## [Description of the task]
Print out each record below, unaltered and complete, without its images.

Extracts from a graphics dataset:
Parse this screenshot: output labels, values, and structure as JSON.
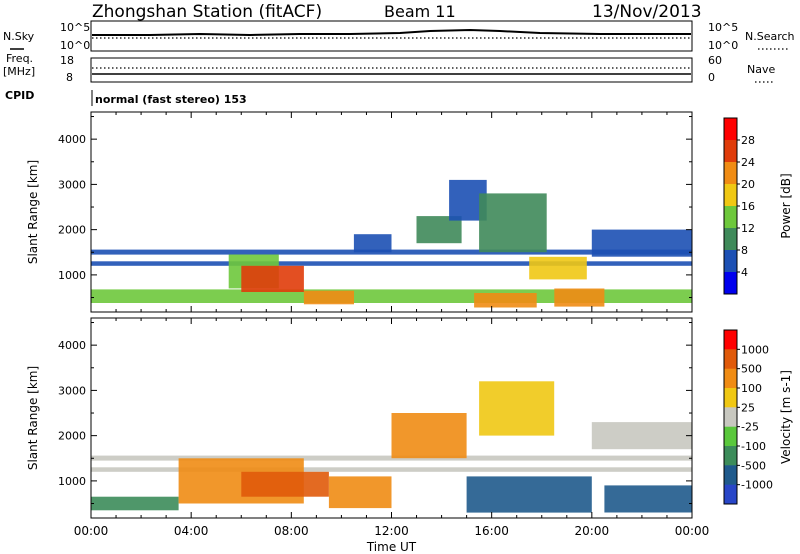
{
  "header": {
    "station": "Zhongshan Station (fitACF)",
    "beam": "Beam 11",
    "date": "13/Nov/2013"
  },
  "status_panels": {
    "nsky_label": "N.Sky",
    "nsearch_label": "N.Search",
    "log_ticks": [
      "10^5",
      "10^0"
    ],
    "freq_label": "Freq.",
    "freq_unit": "[MHz]",
    "freq_ticks": [
      "18",
      "8"
    ],
    "nave_label": "Nave",
    "nave_ticks": [
      "60",
      "0"
    ],
    "cpid_label": "CPID",
    "cpid_value": "normal (fast stereo) 153"
  },
  "chart_data": [
    {
      "type": "heatmap",
      "name": "power",
      "ylabel": "Slant Range [km]",
      "xlabel": "",
      "x_ticks": [
        "00:00",
        "04:00",
        "08:00",
        "12:00",
        "16:00",
        "20:00",
        "00:00"
      ],
      "x_tick_hours": [
        0,
        4,
        8,
        12,
        16,
        20,
        24
      ],
      "xlim": [
        0,
        24
      ],
      "y_ticks": [
        1000,
        2000,
        3000,
        4000
      ],
      "ylim": [
        180,
        4600
      ],
      "colorbar_label": "Power [dB]",
      "colorbar_ticks": [
        "28",
        "24",
        "20",
        "16",
        "12",
        "8",
        "4"
      ],
      "colorbar_colors": [
        "#0000ee",
        "#1c50b4",
        "#3f8a5a",
        "#6ec83c",
        "#f0c814",
        "#f08c14",
        "#e03c0a",
        "#ff0000"
      ],
      "regions": [
        {
          "t0": 0.0,
          "t1": 24.0,
          "r0": 1450,
          "r1": 1560,
          "level": 1
        },
        {
          "t0": 0.0,
          "t1": 24.0,
          "r0": 1200,
          "r1": 1300,
          "level": 1
        },
        {
          "t0": 0.0,
          "t1": 24.0,
          "r0": 380,
          "r1": 680,
          "level": 3
        },
        {
          "t0": 5.5,
          "t1": 7.5,
          "r0": 700,
          "r1": 1450,
          "level": 3
        },
        {
          "t0": 6.0,
          "t1": 8.5,
          "r0": 620,
          "r1": 1200,
          "level": 6
        },
        {
          "t0": 8.5,
          "t1": 10.5,
          "r0": 350,
          "r1": 650,
          "level": 5
        },
        {
          "t0": 10.5,
          "t1": 12.0,
          "r0": 1500,
          "r1": 1900,
          "level": 1
        },
        {
          "t0": 13.0,
          "t1": 14.8,
          "r0": 1700,
          "r1": 2300,
          "level": 2
        },
        {
          "t0": 14.3,
          "t1": 15.8,
          "r0": 2200,
          "r1": 3100,
          "level": 1
        },
        {
          "t0": 15.5,
          "t1": 18.2,
          "r0": 1500,
          "r1": 2800,
          "level": 2
        },
        {
          "t0": 15.3,
          "t1": 17.8,
          "r0": 280,
          "r1": 600,
          "level": 5
        },
        {
          "t0": 17.5,
          "t1": 19.8,
          "r0": 900,
          "r1": 1400,
          "level": 4
        },
        {
          "t0": 18.5,
          "t1": 20.5,
          "r0": 300,
          "r1": 700,
          "level": 5
        },
        {
          "t0": 20.0,
          "t1": 24.0,
          "r0": 1400,
          "r1": 2000,
          "level": 1
        }
      ]
    },
    {
      "type": "heatmap",
      "name": "velocity",
      "ylabel": "Slant Range [km]",
      "xlabel": "Time UT",
      "x_ticks": [
        "00:00",
        "04:00",
        "08:00",
        "12:00",
        "16:00",
        "20:00",
        "00:00"
      ],
      "x_tick_hours": [
        0,
        4,
        8,
        12,
        16,
        20,
        24
      ],
      "xlim": [
        0,
        24
      ],
      "y_ticks": [
        1000,
        2000,
        3000,
        4000
      ],
      "ylim": [
        180,
        4600
      ],
      "colorbar_label": "Velocity [m s-1]",
      "colorbar_ticks": [
        "1000",
        "500",
        "100",
        "25",
        "-25",
        "-100",
        "-500",
        "-1000"
      ],
      "colorbar_colors": [
        "#2846c8",
        "#1f5a8c",
        "#3c8c5a",
        "#5ac83c",
        "#c8c8c0",
        "#f0c814",
        "#f08c14",
        "#e05a0a",
        "#ff0000"
      ],
      "regions": [
        {
          "t0": 0.0,
          "t1": 24.0,
          "r0": 1450,
          "r1": 1560,
          "level": 4
        },
        {
          "t0": 0.0,
          "t1": 24.0,
          "r0": 1200,
          "r1": 1300,
          "level": 4
        },
        {
          "t0": 0.0,
          "t1": 3.5,
          "r0": 350,
          "r1": 650,
          "level": 2
        },
        {
          "t0": 3.5,
          "t1": 8.5,
          "r0": 500,
          "r1": 1500,
          "level": 6
        },
        {
          "t0": 6.0,
          "t1": 9.5,
          "r0": 650,
          "r1": 1200,
          "level": 7
        },
        {
          "t0": 9.5,
          "t1": 12.0,
          "r0": 400,
          "r1": 1100,
          "level": 6
        },
        {
          "t0": 12.0,
          "t1": 15.0,
          "r0": 1500,
          "r1": 2500,
          "level": 6
        },
        {
          "t0": 15.5,
          "t1": 18.5,
          "r0": 2000,
          "r1": 3200,
          "level": 5
        },
        {
          "t0": 15.0,
          "t1": 20.0,
          "r0": 300,
          "r1": 1100,
          "level": 1
        },
        {
          "t0": 20.0,
          "t1": 24.0,
          "r0": 1700,
          "r1": 2300,
          "level": 4
        },
        {
          "t0": 20.5,
          "t1": 24.0,
          "r0": 300,
          "r1": 900,
          "level": 1
        }
      ]
    }
  ]
}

## [Exercise response]
Parse this screenshot: output labels, values, and structure as JSON.
{
  "header": {
    "station": "Zhongshan Station (fitACF)",
    "beam": "Beam 11",
    "date": "13/Nov/2013"
  },
  "status_panels": {
    "nsky_label": "N.Sky",
    "nsearch_label": "N.Search",
    "log_ticks": [
      "10^5",
      "10^0"
    ],
    "freq_label": "Freq.",
    "freq_unit": "[MHz]",
    "freq_ticks": [
      "18",
      "8"
    ],
    "nave_label": "Nave",
    "nave_ticks": [
      "60",
      "0"
    ],
    "cpid_label": "CPID",
    "cpid_value": "normal (fast stereo) 153"
  },
  "chart_data": [
    {
      "type": "heatmap",
      "name": "power",
      "ylabel": "Slant Range [km]",
      "xlabel": "",
      "x_ticks": [
        "00:00",
        "04:00",
        "08:00",
        "12:00",
        "16:00",
        "20:00",
        "00:00"
      ],
      "x_tick_hours": [
        0,
        4,
        8,
        12,
        16,
        20,
        24
      ],
      "xlim": [
        0,
        24
      ],
      "y_ticks": [
        1000,
        2000,
        3000,
        4000
      ],
      "ylim": [
        180,
        4600
      ],
      "colorbar_label": "Power [dB]",
      "colorbar_ticks": [
        "28",
        "24",
        "20",
        "16",
        "12",
        "8",
        "4"
      ],
      "colorbar_colors": [
        "#0000ee",
        "#1c50b4",
        "#3f8a5a",
        "#6ec83c",
        "#f0c814",
        "#f08c14",
        "#e03c0a",
        "#ff0000"
      ],
      "regions": [
        {
          "t0": 0.0,
          "t1": 24.0,
          "r0": 1450,
          "r1": 1560,
          "level": 1
        },
        {
          "t0": 0.0,
          "t1": 24.0,
          "r0": 1200,
          "r1": 1300,
          "level": 1
        },
        {
          "t0": 0.0,
          "t1": 24.0,
          "r0": 380,
          "r1": 680,
          "level": 3
        },
        {
          "t0": 5.5,
          "t1": 7.5,
          "r0": 700,
          "r1": 1450,
          "level": 3
        },
        {
          "t0": 6.0,
          "t1": 8.5,
          "r0": 620,
          "r1": 1200,
          "level": 6
        },
        {
          "t0": 8.5,
          "t1": 10.5,
          "r0": 350,
          "r1": 650,
          "level": 5
        },
        {
          "t0": 10.5,
          "t1": 12.0,
          "r0": 1500,
          "r1": 1900,
          "level": 1
        },
        {
          "t0": 13.0,
          "t1": 14.8,
          "r0": 1700,
          "r1": 2300,
          "level": 2
        },
        {
          "t0": 14.3,
          "t1": 15.8,
          "r0": 2200,
          "r1": 3100,
          "level": 1
        },
        {
          "t0": 15.5,
          "t1": 18.2,
          "r0": 1500,
          "r1": 2800,
          "level": 2
        },
        {
          "t0": 15.3,
          "t1": 17.8,
          "r0": 280,
          "r1": 600,
          "level": 5
        },
        {
          "t0": 17.5,
          "t1": 19.8,
          "r0": 900,
          "r1": 1400,
          "level": 4
        },
        {
          "t0": 18.5,
          "t1": 20.5,
          "r0": 300,
          "r1": 700,
          "level": 5
        },
        {
          "t0": 20.0,
          "t1": 24.0,
          "r0": 1400,
          "r1": 2000,
          "level": 1
        }
      ]
    },
    {
      "type": "heatmap",
      "name": "velocity",
      "ylabel": "Slant Range [km]",
      "xlabel": "Time UT",
      "x_ticks": [
        "00:00",
        "04:00",
        "08:00",
        "12:00",
        "16:00",
        "20:00",
        "00:00"
      ],
      "x_tick_hours": [
        0,
        4,
        8,
        12,
        16,
        20,
        24
      ],
      "xlim": [
        0,
        24
      ],
      "y_ticks": [
        1000,
        2000,
        3000,
        4000
      ],
      "ylim": [
        180,
        4600
      ],
      "colorbar_label": "Velocity [m s-1]",
      "colorbar_ticks": [
        "1000",
        "500",
        "100",
        "25",
        "-25",
        "-100",
        "-500",
        "-1000"
      ],
      "colorbar_colors": [
        "#2846c8",
        "#1f5a8c",
        "#3c8c5a",
        "#5ac83c",
        "#c8c8c0",
        "#f0c814",
        "#f08c14",
        "#e05a0a",
        "#ff0000"
      ],
      "regions": [
        {
          "t0": 0.0,
          "t1": 24.0,
          "r0": 1450,
          "r1": 1560,
          "level": 4
        },
        {
          "t0": 0.0,
          "t1": 24.0,
          "r0": 1200,
          "r1": 1300,
          "level": 4
        },
        {
          "t0": 0.0,
          "t1": 3.5,
          "r0": 350,
          "r1": 650,
          "level": 2
        },
        {
          "t0": 3.5,
          "t1": 8.5,
          "r0": 500,
          "r1": 1500,
          "level": 6
        },
        {
          "t0": 6.0,
          "t1": 9.5,
          "r0": 650,
          "r1": 1200,
          "level": 7
        },
        {
          "t0": 9.5,
          "t1": 12.0,
          "r0": 400,
          "r1": 1100,
          "level": 6
        },
        {
          "t0": 12.0,
          "t1": 15.0,
          "r0": 1500,
          "r1": 2500,
          "level": 6
        },
        {
          "t0": 15.5,
          "t1": 18.5,
          "r0": 2000,
          "r1": 3200,
          "level": 5
        },
        {
          "t0": 15.0,
          "t1": 20.0,
          "r0": 300,
          "r1": 1100,
          "level": 1
        },
        {
          "t0": 20.0,
          "t1": 24.0,
          "r0": 1700,
          "r1": 2300,
          "level": 4
        },
        {
          "t0": 20.5,
          "t1": 24.0,
          "r0": 300,
          "r1": 900,
          "level": 1
        }
      ]
    }
  ]
}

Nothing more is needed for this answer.